### Goal
Write the entries below out again exactly; any picture in them stays out.

************

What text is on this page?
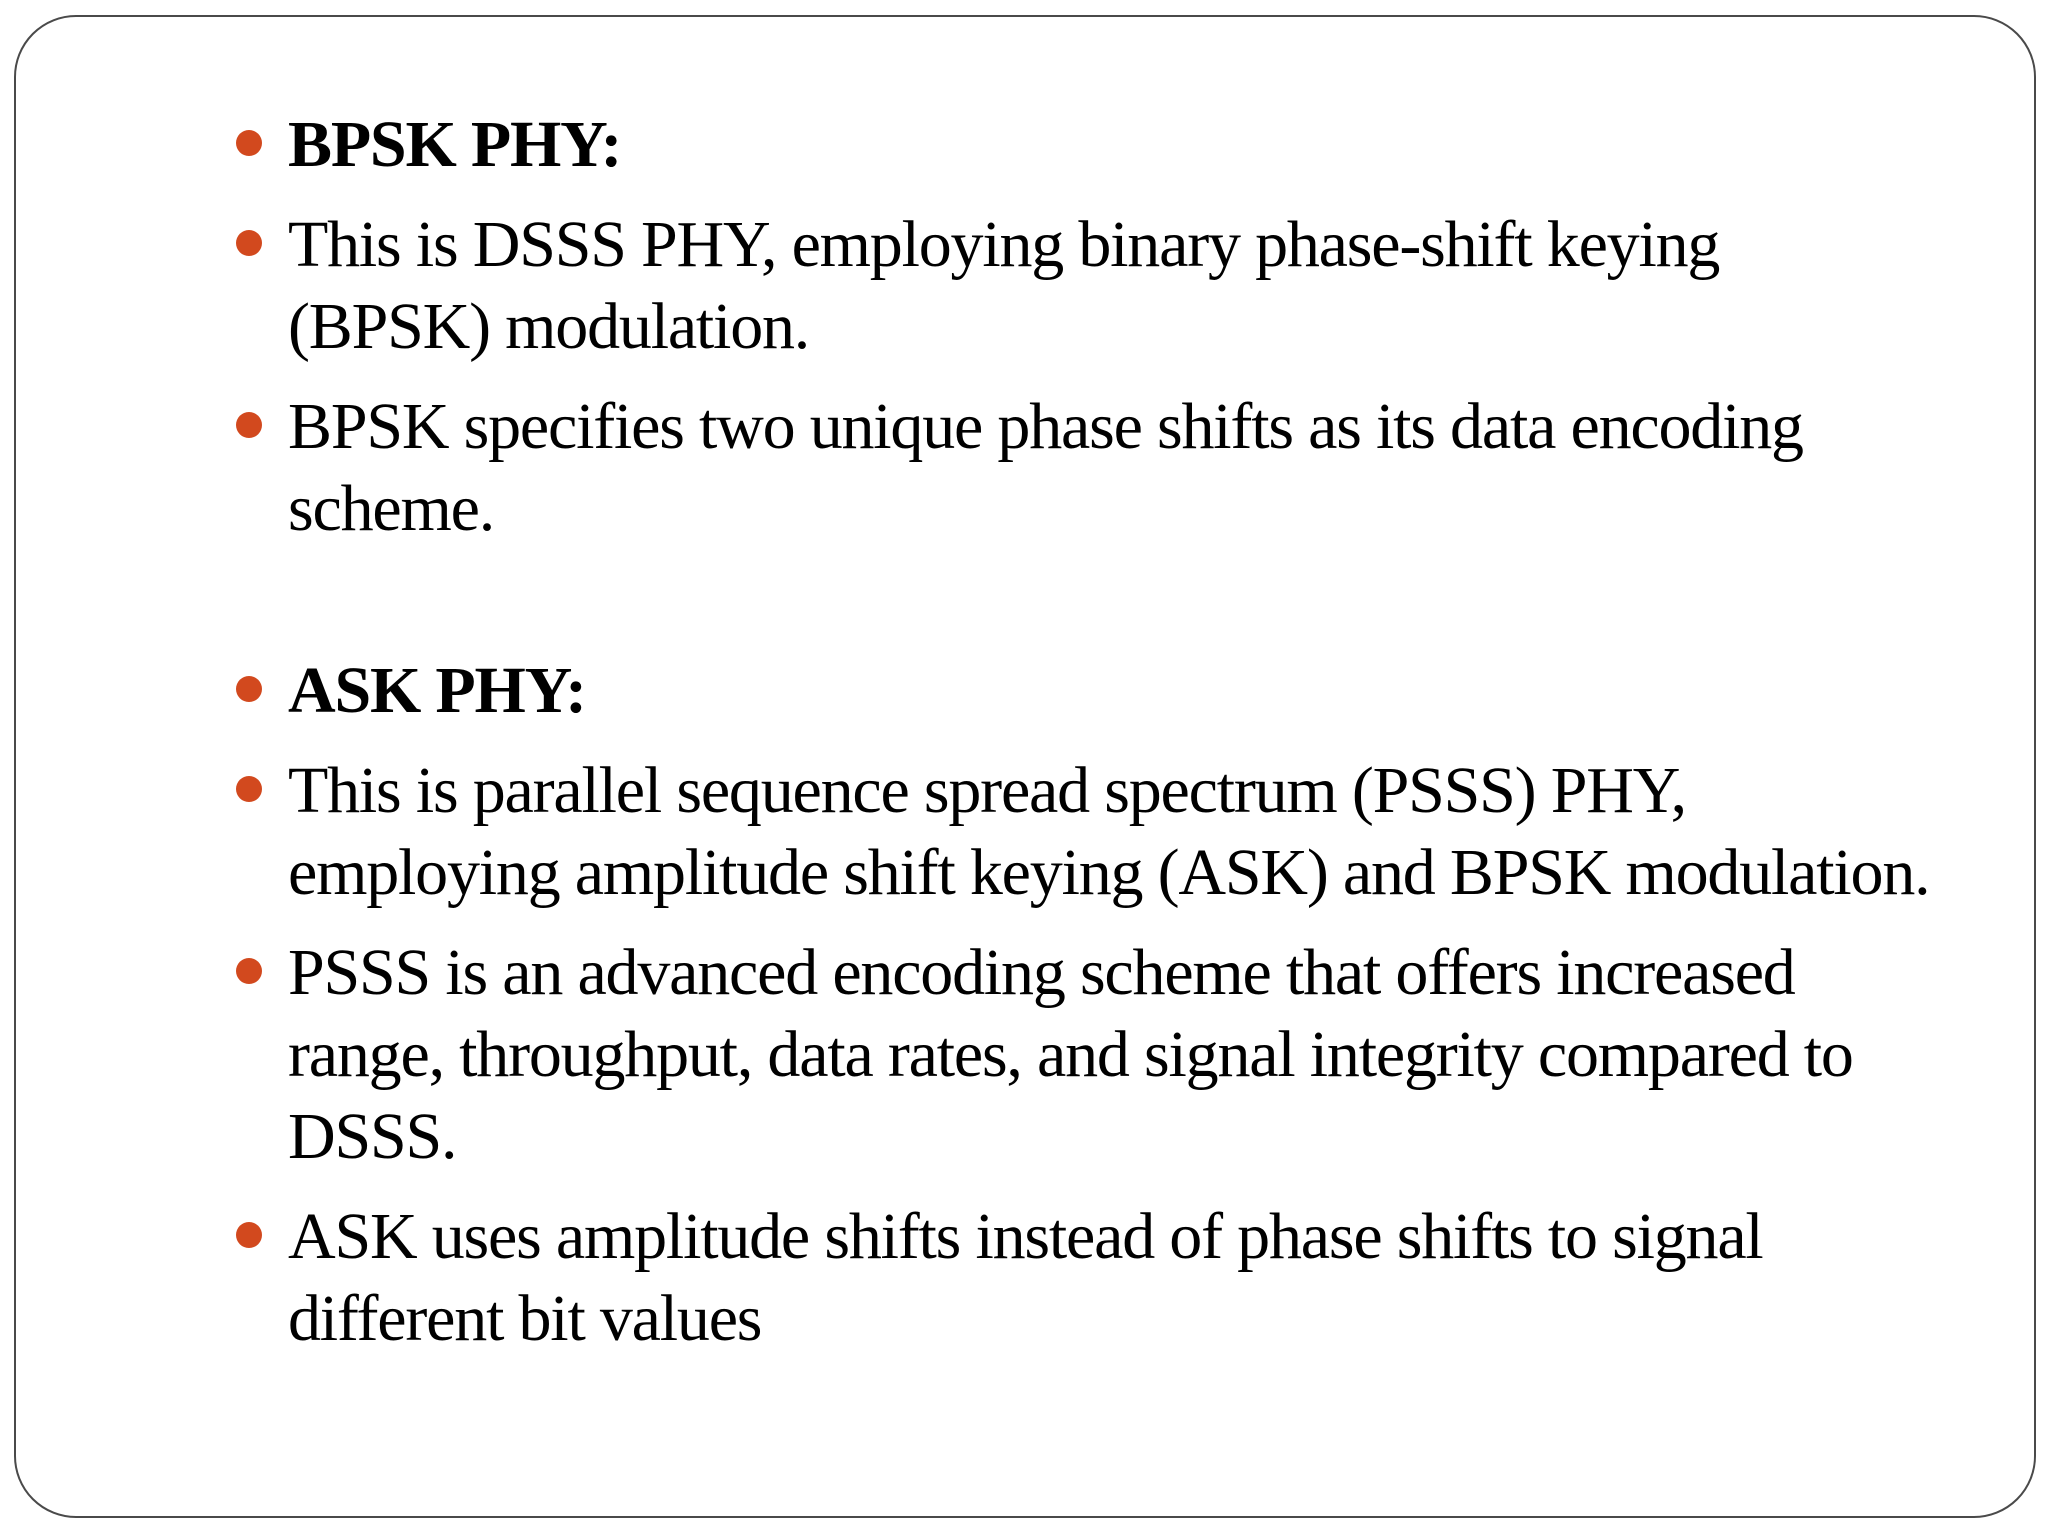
BPSK PHY:
This is DSSS PHY, employing binary phase-shift keying (BPSK) modulation.
BPSK specifies two unique phase shifts as its data encoding scheme.
ASK PHY:
This is parallel sequence spread spectrum (PSSS) PHY, employing amplitude shift keying (ASK) and BPSK modulation.
PSSS is an advanced encoding scheme that offers increased range, throughput, data rates, and signal integrity compared to DSSS.
ASK uses amplitude shifts instead of phase shifts to signal different bit values
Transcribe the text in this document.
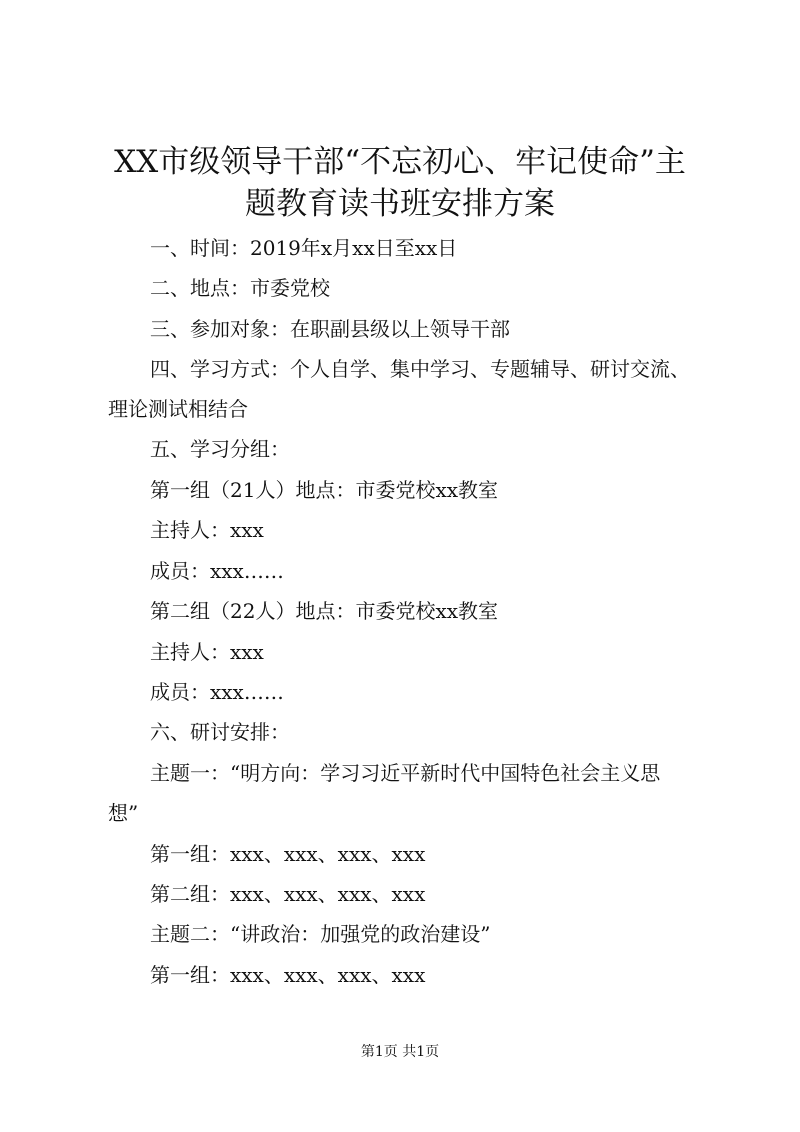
XX市级领导干部“不忘初心、牢记使命”主
题教育读书班安排方案
一、时间：2019年x月xx日至xx日
二、地点：市委党校
三、参加对象：在职副县级以上领导干部
四、学习方式：个人自学、集中学习、专题辅导、研讨交流、
理论测试相结合
五、学习分组：
第一组（21人）地点：市委党校xx教室
主持人：xxx
成员：xxx……
第二组（22人）地点：市委党校xx教室
主持人：xxx
成员：xxx……
六、研讨安排：
主题一：“明方向：学习习近平新时代中国特色社会主义思
想”
第一组：xxx、xxx、xxx、xxx
第二组：xxx、xxx、xxx、xxx
主题二：“讲政治：加强党的政治建设”
第一组：xxx、xxx、xxx、xxx
第1页 共1页
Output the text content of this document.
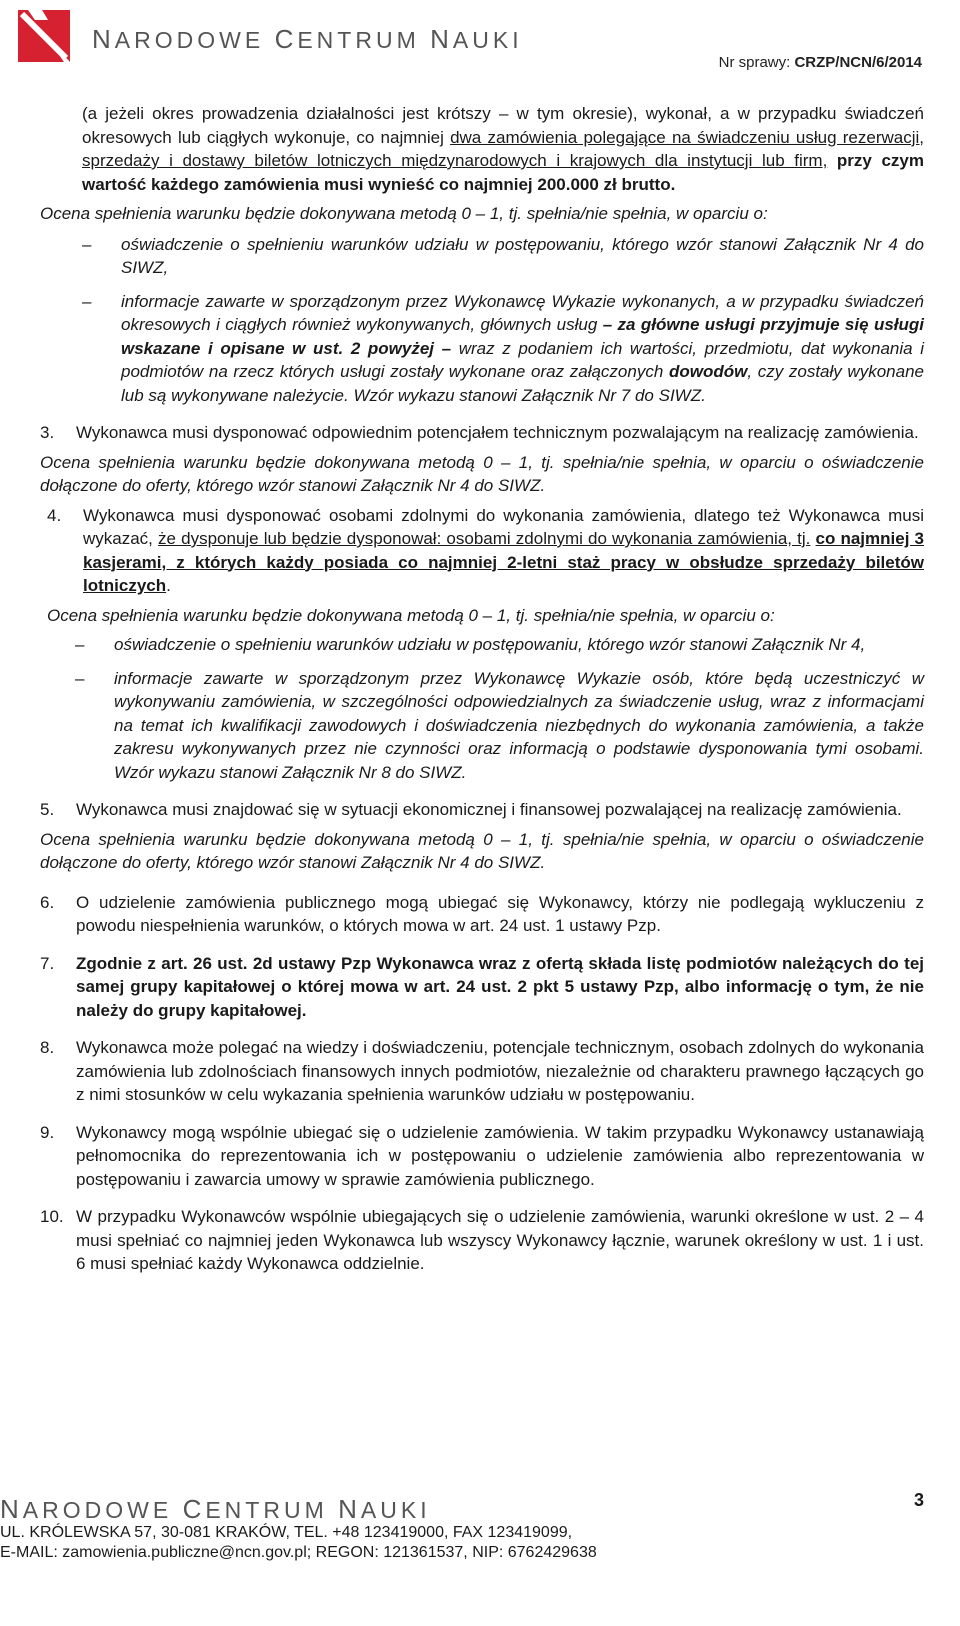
NARODOWE CENTRUM NAUKI
Nr sprawy: CRZP/NCN/6/2014
(a jeżeli okres prowadzenia działalności jest krótszy – w tym okresie), wykonał, a w przypadku świadczeń okresowych lub ciągłych wykonuje, co najmniej dwa zamówienia polegające na świadczeniu usług rezerwacji, sprzedaży i dostawy biletów lotniczych międzynarodowych i krajowych dla instytucji lub firm, przy czym wartość każdego zamówienia musi wynieść co najmniej 200.000 zł brutto.
Ocena spełnienia warunku będzie dokonywana metodą 0 – 1, tj. spełnia/nie spełnia, w oparciu o:
– oświadczenie o spełnieniu warunków udziału w postępowaniu, którego wzór stanowi Załącznik Nr 4 do SIWZ,
– informacje zawarte w sporządzonym przez Wykonawcę Wykazie wykonanych, a w przypadku świadczeń okresowych i ciągłych również wykonywanych, głównych usług – za główne usługi przyjmuje się usługi wskazane i opisane w ust. 2 powyżej – wraz z podaniem ich wartości, przedmiotu, dat wykonania i podmiotów na rzecz których usługi zostały wykonane oraz załączonych dowodów, czy zostały wykonane lub są wykonywane należycie. Wzór wykazu stanowi Załącznik Nr 7 do SIWZ.
3. Wykonawca musi dysponować odpowiednim potencjałem technicznym pozwalającym na realizację zamówienia.
Ocena spełnienia warunku będzie dokonywana metodą 0 – 1, tj. spełnia/nie spełnia, w oparciu o oświadczenie dołączone do oferty, którego wzór stanowi Załącznik Nr 4 do SIWZ.
4. Wykonawca musi dysponować osobami zdolnymi do wykonania zamówienia, dlatego też Wykonawca musi wykazać, że dysponuje lub będzie dysponował: osobami zdolnymi do wykonania zamówienia, tj. co najmniej 3 kasjerami, z których każdy posiada co najmniej 2-letni staż pracy w obsłudze sprzedaży biletów lotniczych.
Ocena spełnienia warunku będzie dokonywana metodą 0 – 1, tj. spełnia/nie spełnia, w oparciu o:
– oświadczenie o spełnieniu warunków udziału w postępowaniu, którego wzór stanowi Załącznik Nr 4,
– informacje zawarte w sporządzonym przez Wykonawcę Wykazie osób, które będą uczestniczyć w wykonywaniu zamówienia, w szczególności odpowiedzialnych za świadczenie usług, wraz z informacjami na temat ich kwalifikacji zawodowych i doświadczenia niezbędnych do wykonania zamówienia, a także zakresu wykonywanych przez nie czynności oraz informacją o podstawie dysponowania tymi osobami. Wzór wykazu stanowi Załącznik Nr 8 do SIWZ.
5. Wykonawca musi znajdować się w sytuacji ekonomicznej i finansowej pozwalającej na realizację zamówienia.
Ocena spełnienia warunku będzie dokonywana metodą 0 – 1, tj. spełnia/nie spełnia, w oparciu o oświadczenie dołączone do oferty, którego wzór stanowi Załącznik Nr 4 do SIWZ.
6. O udzielenie zamówienia publicznego mogą ubiegać się Wykonawcy, którzy nie podlegają wykluczeniu z powodu niespełnienia warunków, o których mowa w art. 24 ust. 1 ustawy Pzp.
7. Zgodnie z art. 26 ust. 2d ustawy Pzp Wykonawca wraz z ofertą składa listę podmiotów należących do tej samej grupy kapitałowej o której mowa w art. 24 ust. 2 pkt 5 ustawy Pzp, albo informację o tym, że nie należy do grupy kapitałowej.
8. Wykonawca może polegać na wiedzy i doświadczeniu, potencjale technicznym, osobach zdolnych do wykonania zamówienia lub zdolnościach finansowych innych podmiotów, niezależnie od charakteru prawnego łączących go z nimi stosunków w celu wykazania spełnienia warunków udziału w postępowaniu.
9. Wykonawcy mogą wspólnie ubiegać się o udzielenie zamówienia. W takim przypadku Wykonawcy ustanawiają pełnomocnika do reprezentowania ich w postępowaniu o udzielenie zamówienia albo reprezentowania w postępowaniu i zawarcia umowy w sprawie zamówienia publicznego.
10. W przypadku Wykonawców wspólnie ubiegających się o udzielenie zamówienia, warunki określone w ust. 2 – 4 musi spełniać co najmniej jeden Wykonawca lub wszyscy Wykonawcy łącznie, warunek określony w ust. 1 i ust. 6 musi spełniać każdy Wykonawca oddzielnie.
NARODOWE CENTRUM NAUKI	3
UL. KRÓLEWSKA 57, 30-081 KRAKÓW, TEL. +48 123419000, FAX 123419099,
E-MAIL: zamowienia.publiczne@ncn.gov.pl; REGON: 121361537, NIP: 6762429638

************

### Answer to this problem
What text is on this page?
BPSK PHY:
This is DSSS PHY, employing binary phase-shift keying (BPSK) modulation.
BPSK specifies two unique phase shifts as its data encoding scheme.
ASK PHY:
This is parallel sequence spread spectrum (PSSS) PHY, employing amplitude shift keying (ASK) and BPSK modulation.
PSSS is an advanced encoding scheme that offers increased range, throughput, data rates, and signal integrity compared to DSSS.
ASK uses amplitude shifts instead of phase shifts to signal different bit values
Transcribe the text in this document.
XX市级领导干部“不忘初心、牢记使命”主
题教育读书班安排方案
一、时间：2019年x月xx日至xx日
二、地点：市委党校
三、参加对象：在职副县级以上领导干部
四、学习方式：个人自学、集中学习、专题辅导、研讨交流、
理论测试相结合
五、学习分组：
第一组（21人）地点：市委党校xx教室
主持人：xxx
成员：xxx……
第二组（22人）地点：市委党校xx教室
主持人：xxx
成员：xxx……
六、研讨安排：
主题一：“明方向：学习习近平新时代中国特色社会主义思
想”
第一组：xxx、xxx、xxx、xxx
第二组：xxx、xxx、xxx、xxx
主题二：“讲政治：加强党的政治建设”
第一组：xxx、xxx、xxx、xxx
第1页 共1页
Output the text content of this document.
NARODOWE CENTRUM NAUKI
Nr sprawy: CRZP/NCN/6/2014
(a jeżeli okres prowadzenia działalności jest krótszy – w tym okresie), wykonał, a w przypadku świadczeń okresowych lub ciągłych wykonuje, co najmniej dwa zamówienia polegające na świadczeniu usług rezerwacji, sprzedaży i dostawy biletów lotniczych międzynarodowych i krajowych dla instytucji lub firm, przy czym wartość każdego zamówienia musi wynieść co najmniej 200.000 zł brutto.
Ocena spełnienia warunku będzie dokonywana metodą 0 – 1, tj. spełnia/nie spełnia, w oparciu o:
– oświadczenie o spełnieniu warunków udziału w postępowaniu, którego wzór stanowi Załącznik Nr 4 do SIWZ,
– informacje zawarte w sporządzonym przez Wykonawcę Wykazie wykonanych, a w przypadku świadczeń okresowych i ciągłych również wykonywanych, głównych usług – za główne usługi przyjmuje się usługi wskazane i opisane w ust. 2 powyżej – wraz z podaniem ich wartości, przedmiotu, dat wykonania i podmiotów na rzecz których usługi zostały wykonane oraz załączonych dowodów, czy zostały wykonane lub są wykonywane należycie. Wzór wykazu stanowi Załącznik Nr 7 do SIWZ.
3. Wykonawca musi dysponować odpowiednim potencjałem technicznym pozwalającym na realizację zamówienia.
Ocena spełnienia warunku będzie dokonywana metodą 0 – 1, tj. spełnia/nie spełnia, w oparciu o oświadczenie dołączone do oferty, którego wzór stanowi Załącznik Nr 4 do SIWZ.
4. Wykonawca musi dysponować osobami zdolnymi do wykonania zamówienia, dlatego też Wykonawca musi wykazać, że dysponuje lub będzie dysponował: osobami zdolnymi do wykonania zamówienia, tj. co najmniej 3 kasjerami, z których każdy posiada co najmniej 2-letni staż pracy w obsłudze sprzedaży biletów lotniczych.
Ocena spełnienia warunku będzie dokonywana metodą 0 – 1, tj. spełnia/nie spełnia, w oparciu o:
– oświadczenie o spełnieniu warunków udziału w postępowaniu, którego wzór stanowi Załącznik Nr 4,
– informacje zawarte w sporządzonym przez Wykonawcę Wykazie osób, które będą uczestniczyć w wykonywaniu zamówienia, w szczególności odpowiedzialnych za świadczenie usług, wraz z informacjami na temat ich kwalifikacji zawodowych i doświadczenia niezbędnych do wykonania zamówienia, a także zakresu wykonywanych przez nie czynności oraz informacją o podstawie dysponowania tymi osobami. Wzór wykazu stanowi Załącznik Nr 8 do SIWZ.
5. Wykonawca musi znajdować się w sytuacji ekonomicznej i finansowej pozwalającej na realizację zamówienia.
Ocena spełnienia warunku będzie dokonywana metodą 0 – 1, tj. spełnia/nie spełnia, w oparciu o oświadczenie dołączone do oferty, którego wzór stanowi Załącznik Nr 4 do SIWZ.
6. O udzielenie zamówienia publicznego mogą ubiegać się Wykonawcy, którzy nie podlegają wykluczeniu z powodu niespełnienia warunków, o których mowa w art. 24 ust. 1 ustawy Pzp.
7. Zgodnie z art. 26 ust. 2d ustawy Pzp Wykonawca wraz z ofertą składa listę podmiotów należących do tej samej grupy kapitałowej o której mowa w art. 24 ust. 2 pkt 5 ustawy Pzp, albo informację o tym, że nie należy do grupy kapitałowej.
8. Wykonawca może polegać na wiedzy i doświadczeniu, potencjale technicznym, osobach zdolnych do wykonania zamówienia lub zdolnościach finansowych innych podmiotów, niezależnie od charakteru prawnego łączących go z nimi stosunków w celu wykazania spełnienia warunków udziału w postępowaniu.
9. Wykonawcy mogą wspólnie ubiegać się o udzielenie zamówienia. W takim przypadku Wykonawcy ustanawiają pełnomocnika do reprezentowania ich w postępowaniu o udzielenie zamówienia albo reprezentowania w postępowaniu i zawarcia umowy w sprawie zamówienia publicznego.
10. W przypadku Wykonawców wspólnie ubiegających się o udzielenie zamówienia, warunki określone w ust. 2 – 4 musi spełniać co najmniej jeden Wykonawca lub wszyscy Wykonawcy łącznie, warunek określony w ust. 1 i ust. 6 musi spełniać każdy Wykonawca oddzielnie.
NARODOWE CENTRUM NAUKI	3
UL. KRÓLEWSKA 57, 30-081 KRAKÓW, TEL. +48 123419000, FAX 123419099,
E-MAIL: zamowienia.publiczne@ncn.gov.pl; REGON: 121361537, NIP: 6762429638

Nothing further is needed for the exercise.